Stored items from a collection
========

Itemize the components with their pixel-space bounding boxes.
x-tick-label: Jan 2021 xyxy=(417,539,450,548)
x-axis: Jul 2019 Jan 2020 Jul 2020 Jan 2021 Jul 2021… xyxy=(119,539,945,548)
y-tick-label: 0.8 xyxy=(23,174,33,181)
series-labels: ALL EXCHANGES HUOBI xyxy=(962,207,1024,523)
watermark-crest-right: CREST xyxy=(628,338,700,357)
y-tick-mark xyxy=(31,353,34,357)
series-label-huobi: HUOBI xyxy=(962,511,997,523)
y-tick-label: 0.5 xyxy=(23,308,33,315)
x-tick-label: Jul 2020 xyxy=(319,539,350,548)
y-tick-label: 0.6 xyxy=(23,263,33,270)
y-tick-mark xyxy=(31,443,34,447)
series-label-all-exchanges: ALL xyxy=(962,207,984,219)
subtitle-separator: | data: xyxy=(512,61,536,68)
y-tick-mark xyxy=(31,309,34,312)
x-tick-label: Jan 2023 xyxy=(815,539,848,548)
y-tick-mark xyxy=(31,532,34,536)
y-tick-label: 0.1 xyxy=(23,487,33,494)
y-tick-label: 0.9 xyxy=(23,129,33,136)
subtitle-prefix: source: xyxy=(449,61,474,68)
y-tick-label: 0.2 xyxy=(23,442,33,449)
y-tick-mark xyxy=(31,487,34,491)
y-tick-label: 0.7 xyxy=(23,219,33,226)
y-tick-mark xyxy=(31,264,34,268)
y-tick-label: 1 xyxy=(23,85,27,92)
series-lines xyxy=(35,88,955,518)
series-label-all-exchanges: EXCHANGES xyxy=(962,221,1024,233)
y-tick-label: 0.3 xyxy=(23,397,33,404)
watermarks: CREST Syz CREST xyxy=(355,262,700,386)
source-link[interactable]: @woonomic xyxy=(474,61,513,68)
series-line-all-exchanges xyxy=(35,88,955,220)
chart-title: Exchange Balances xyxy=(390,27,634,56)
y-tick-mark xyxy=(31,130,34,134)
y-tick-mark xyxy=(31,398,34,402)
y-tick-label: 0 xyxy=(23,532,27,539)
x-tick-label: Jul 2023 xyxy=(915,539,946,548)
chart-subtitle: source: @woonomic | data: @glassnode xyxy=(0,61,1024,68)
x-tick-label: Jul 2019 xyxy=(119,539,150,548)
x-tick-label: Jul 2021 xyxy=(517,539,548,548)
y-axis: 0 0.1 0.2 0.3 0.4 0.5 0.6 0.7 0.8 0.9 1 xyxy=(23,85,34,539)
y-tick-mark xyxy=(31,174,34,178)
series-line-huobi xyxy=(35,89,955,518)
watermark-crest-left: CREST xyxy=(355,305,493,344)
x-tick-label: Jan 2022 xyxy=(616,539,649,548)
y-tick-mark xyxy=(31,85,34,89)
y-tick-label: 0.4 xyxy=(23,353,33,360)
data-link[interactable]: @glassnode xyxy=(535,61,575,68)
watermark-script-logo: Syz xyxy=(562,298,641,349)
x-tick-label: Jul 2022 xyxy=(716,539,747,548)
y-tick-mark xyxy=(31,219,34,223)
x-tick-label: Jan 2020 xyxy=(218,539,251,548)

========

> **EXERCISE DETAILS**:
Gather every line of the items above that contains the string "axis", matching case exactly.

> **TASK RESULT**:
x-axis: Jul 2019 Jan 2020 Jul 2020 Jan 2021 Jul 2021… xyxy=(119,539,945,548)
y-axis: 0 0.1 0.2 0.3 0.4 0.5 0.6 0.7 0.8 0.9 1 xyxy=(23,85,34,539)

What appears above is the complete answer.